* PROBLEM REQUIREMENTS
Express as a JSON list of strings the part of the listing that opens with the line containing "clear-icon[interactable]: ✕ bbox=[1460, 247, 1470, 261]" and closes with the line containing "refresh-checkpoint-button[interactable] bbox=[336, 32, 368, 64]", one string per line, with blank lines omitted.

* Region annotation records
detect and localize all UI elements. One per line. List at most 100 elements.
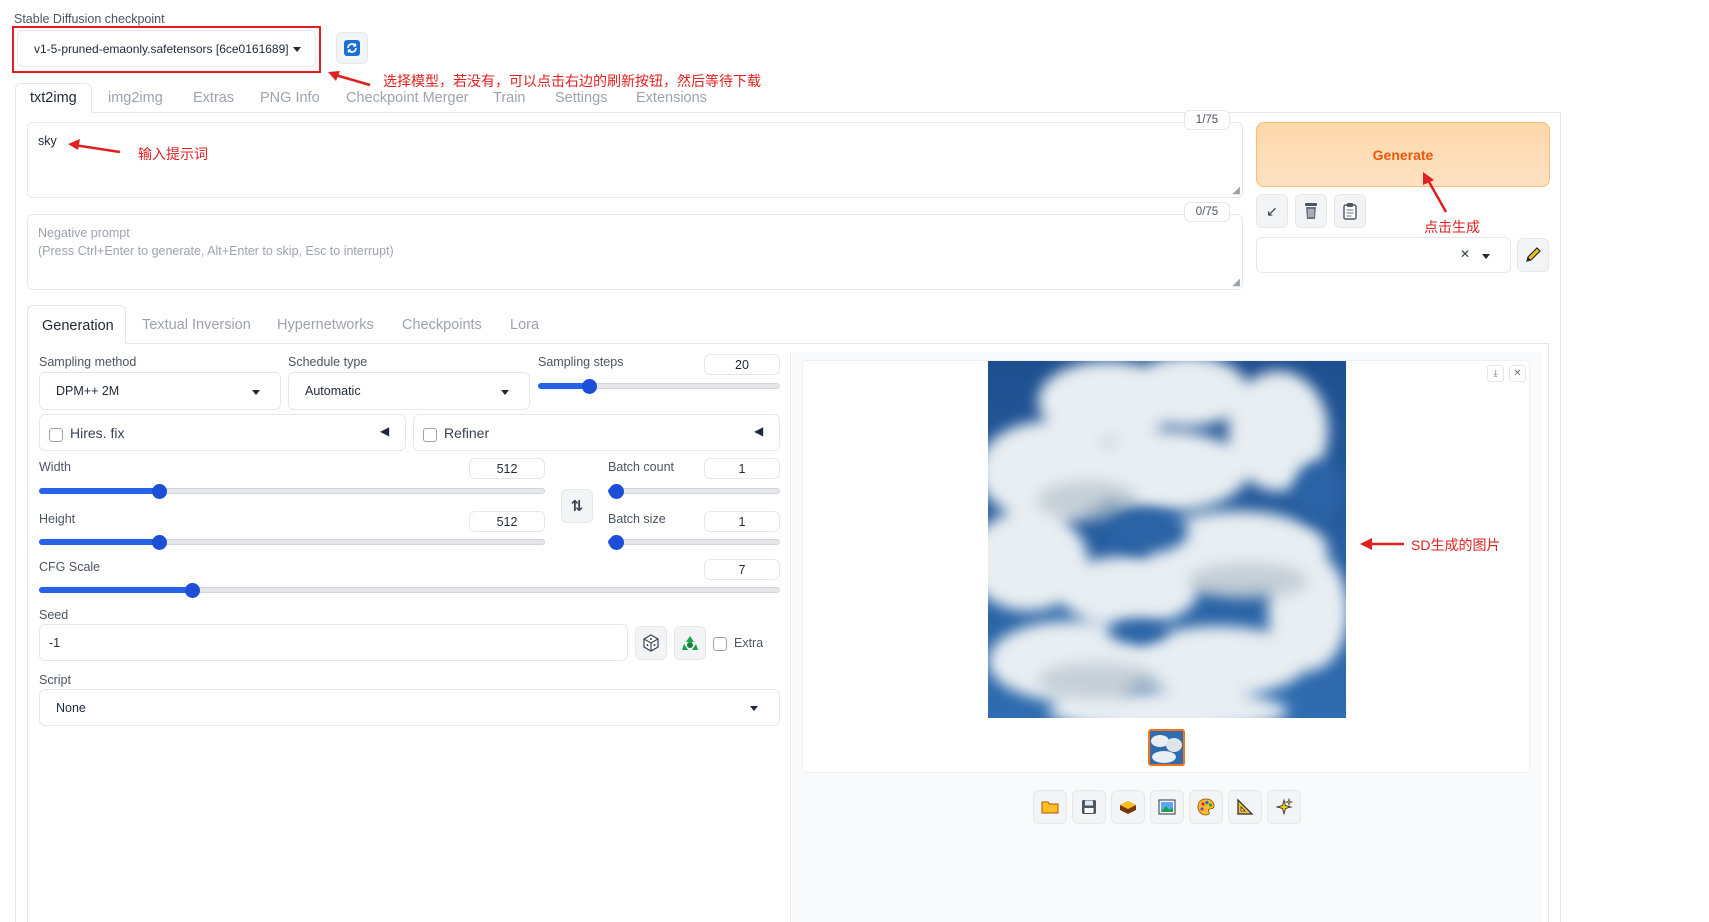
clear-icon[interactable]: ✕ bbox=[1460, 247, 1470, 261]
tab-train[interactable]: Train bbox=[493, 90, 526, 106]
save-button[interactable] bbox=[1072, 790, 1106, 824]
gen-border-left bbox=[27, 343, 28, 922]
tab-lora[interactable]: Lora bbox=[510, 317, 539, 333]
tab-generation[interactable]: Generation bbox=[27, 305, 126, 344]
random-seed-button[interactable] bbox=[635, 626, 667, 660]
negative-prompt-textarea[interactable]: Negative prompt (Press Ctrl+Enter to gen… bbox=[27, 214, 1243, 290]
slider-fill bbox=[39, 539, 159, 545]
resize-handle-icon[interactable]: ◢ bbox=[1232, 185, 1240, 196]
clear-prompt-button[interactable] bbox=[1295, 194, 1327, 228]
hires-fix-checkbox[interactable] bbox=[49, 428, 63, 442]
sampling-method-dropdown[interactable]: DPM++ 2M bbox=[39, 372, 281, 410]
close-icon[interactable]: ✕ bbox=[1509, 365, 1526, 382]
tab-extensions[interactable]: Extensions bbox=[636, 90, 707, 106]
open-folder-button[interactable] bbox=[1033, 790, 1067, 824]
send-to-inpaint-button[interactable] bbox=[1189, 790, 1223, 824]
extra-seed-checkbox[interactable] bbox=[713, 637, 727, 651]
seed-label: Seed bbox=[39, 608, 69, 622]
height-input[interactable]: 512 bbox=[469, 511, 545, 532]
batch-count-slider[interactable] bbox=[608, 484, 780, 499]
prompt-textarea[interactable]: sky ◢ bbox=[27, 122, 1243, 198]
refresh-icon bbox=[344, 40, 360, 56]
tab-settings[interactable]: Settings bbox=[555, 90, 607, 106]
tab-checkpoints[interactable]: Checkpoints bbox=[402, 317, 482, 333]
tab-generation-label: Generation bbox=[42, 318, 114, 334]
tab-textual-inversion[interactable]: Textual Inversion bbox=[142, 317, 251, 333]
annotation-arrow-prompt bbox=[68, 139, 121, 154]
gen-border-right bbox=[1548, 343, 1549, 922]
styles-dropdown[interactable]: ✕ bbox=[1256, 237, 1511, 273]
refresh-checkpoint-button[interactable] bbox=[336, 32, 368, 64]
swap-dimensions-button[interactable]: ⇅ bbox=[561, 489, 593, 523]
collapse-triangle-icon[interactable]: ◀ bbox=[754, 424, 763, 438]
checkpoint-label: Stable Diffusion checkpoint bbox=[14, 12, 165, 26]
slider-fill bbox=[39, 587, 192, 593]
seed-value: -1 bbox=[49, 636, 61, 650]
cfg-scale-slider[interactable] bbox=[39, 583, 780, 598]
tab-img2img[interactable]: img2img bbox=[108, 90, 163, 106]
gallery-thumbnail[interactable] bbox=[1148, 729, 1185, 766]
sampling-steps-label: Sampling steps bbox=[538, 355, 624, 369]
batch-size-input[interactable]: 1 bbox=[704, 511, 780, 532]
tab-checkpoint-merger[interactable]: Checkpoint Merger bbox=[346, 90, 469, 106]
prompt-text: sky bbox=[38, 134, 57, 148]
sampling-steps-input[interactable]: 20 bbox=[704, 354, 780, 375]
script-label: Script bbox=[39, 673, 71, 687]
refiner-accordion[interactable]: Refiner ◀ bbox=[413, 414, 780, 451]
recycle-icon bbox=[682, 636, 698, 650]
negative-prompt-hint: (Press Ctrl+Enter to generate, Alt+Enter… bbox=[38, 244, 394, 258]
apply-styles-button[interactable] bbox=[1334, 194, 1366, 228]
collapse-triangle-icon[interactable]: ◀ bbox=[380, 424, 389, 438]
download-icon[interactable]: ⤓ bbox=[1487, 365, 1504, 382]
slider-handle[interactable] bbox=[582, 379, 597, 394]
checkpoint-dropdown[interactable]: v1-5-pruned-emaonly.safetensors [6ce0161… bbox=[17, 30, 316, 67]
width-slider[interactable] bbox=[39, 484, 545, 499]
thumbnail-image bbox=[1150, 731, 1183, 764]
width-input[interactable]: 512 bbox=[469, 458, 545, 479]
checkpoint-value: v1-5-pruned-emaonly.safetensors [6ce0161… bbox=[34, 41, 289, 56]
zip-archive-icon bbox=[1120, 801, 1136, 814]
sampling-method-label: Sampling method bbox=[39, 355, 137, 369]
slider-handle[interactable] bbox=[152, 484, 167, 499]
resize-handle-icon[interactable]: ◢ bbox=[1232, 277, 1240, 288]
sparkles-icon bbox=[1275, 798, 1293, 816]
hires-fix-accordion[interactable]: Hires. fix ◀ bbox=[39, 414, 406, 451]
refiner-checkbox[interactable] bbox=[423, 428, 437, 442]
send-to-img2img-button[interactable] bbox=[1150, 790, 1184, 824]
edit-styles-button[interactable] bbox=[1517, 238, 1549, 272]
sampling-steps-slider[interactable] bbox=[538, 379, 780, 394]
reuse-seed-button[interactable] bbox=[674, 626, 706, 660]
batch-size-slider[interactable] bbox=[608, 535, 780, 550]
slider-handle[interactable] bbox=[185, 583, 200, 598]
tab-txt2img[interactable]: txt2img bbox=[15, 83, 92, 113]
annotation-input-prompt: 输入提示词 bbox=[138, 146, 208, 162]
schedule-type-label: Schedule type bbox=[288, 355, 368, 369]
slider-handle[interactable] bbox=[609, 484, 624, 499]
chevron-down-icon bbox=[293, 47, 301, 52]
swap-arrows-icon: ⇅ bbox=[570, 498, 584, 515]
extra-seed-label: Extra bbox=[734, 636, 764, 650]
height-slider[interactable] bbox=[39, 535, 545, 550]
read-params-button[interactable]: ↙ bbox=[1256, 194, 1288, 228]
width-label: Width bbox=[39, 460, 71, 474]
slider-handle[interactable] bbox=[152, 535, 167, 550]
tab-hypernetworks[interactable]: Hypernetworks bbox=[277, 317, 374, 333]
cfg-scale-input[interactable]: 7 bbox=[704, 559, 780, 580]
tab-png-info[interactable]: PNG Info bbox=[260, 90, 320, 106]
seed-input[interactable]: -1 bbox=[39, 624, 628, 661]
tab-txt2img-label: txt2img bbox=[30, 90, 77, 106]
script-dropdown[interactable]: None bbox=[39, 689, 780, 726]
schedule-type-dropdown[interactable]: Automatic bbox=[288, 372, 530, 410]
slider-handle[interactable] bbox=[609, 535, 624, 550]
upscale-button[interactable] bbox=[1267, 790, 1301, 824]
output-divider bbox=[790, 352, 791, 922]
refiner-label: Refiner bbox=[444, 425, 490, 441]
save-zip-button[interactable] bbox=[1111, 790, 1145, 824]
batch-count-input[interactable]: 1 bbox=[704, 458, 780, 479]
generated-image[interactable] bbox=[988, 361, 1346, 718]
send-to-extras-button[interactable] bbox=[1228, 790, 1262, 824]
prompt-token-counter: 1/75 bbox=[1184, 110, 1230, 130]
dice-icon bbox=[643, 634, 659, 652]
generate-button[interactable]: Generate bbox=[1256, 122, 1550, 187]
tab-extras[interactable]: Extras bbox=[193, 90, 234, 106]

* FINISHED TASK
[
  "clear-icon[interactable]: ✕ bbox=[1460, 247, 1470, 261]",
  "tab-train[interactable]: Train bbox=[493, 90, 526, 106]",
  "save-button[interactable] bbox=[1072, 790, 1106, 824]",
  "gen-border-left bbox=[27, 343, 28, 922]",
  "tab-lora[interactable]: Lora bbox=[510, 317, 539, 333]",
  "tab-generation[interactable]: Generation bbox=[27, 305, 126, 344]",
  "random-seed-button[interactable] bbox=[635, 626, 667, 660]",
  "negative-prompt-textarea[interactable]: Negative prompt (Press Ctrl+Enter to gen… bbox=[27, 214, 1243, 290]",
  "slider-fill bbox=[39, 539, 159, 545]",
  "resize-handle-icon[interactable]: ◢ bbox=[1232, 185, 1240, 196]",
  "clear-prompt-button[interactable] bbox=[1295, 194, 1327, 228]",
  "hires-fix-checkbox[interactable] bbox=[49, 428, 63, 442]",
  "sampling-method-dropdown[interactable]: DPM++ 2M bbox=[39, 372, 281, 410]",
  "close-icon[interactable]: ✕ bbox=[1509, 365, 1526, 382]",
  "tab-extensions[interactable]: Extensions bbox=[636, 90, 707, 106]",
  "open-folder-button[interactable] bbox=[1033, 790, 1067, 824]",
  "send-to-inpaint-button[interactable] bbox=[1189, 790, 1223, 824]",
  "extra-seed-checkbox[interactable] bbox=[713, 637, 727, 651]",
  "seed-label: Seed bbox=[39, 608, 69, 622]",
  "height-input[interactable]: 512 bbox=[469, 511, 545, 532]",
  "batch-count-slider[interactable] bbox=[608, 484, 780, 499]",
  "prompt-textarea[interactable]: sky ◢ bbox=[27, 122, 1243, 198]",
  "refresh-icon bbox=[344, 40, 360, 56]",
  "tab-settings[interactable]: Settings bbox=[555, 90, 607, 106]",
  "tab-checkpoints[interactable]: Checkpoints bbox=[402, 317, 482, 333]",
  "tab-generation-label: Generation bbox=[42, 318, 114, 334]",
  "tab-textual-inversion[interactable]: Textual Inversion bbox=[142, 317, 251, 333]",
  "annotation-arrow-prompt bbox=[68, 139, 121, 154]",
  "gen-border-right bbox=[1548, 343, 1549, 922]",
  "styles-dropdown[interactable]: ✕ bbox=[1256, 237, 1511, 273]",
  "refresh-checkpoint-button[interactable] bbox=[336, 32, 368, 64]"
]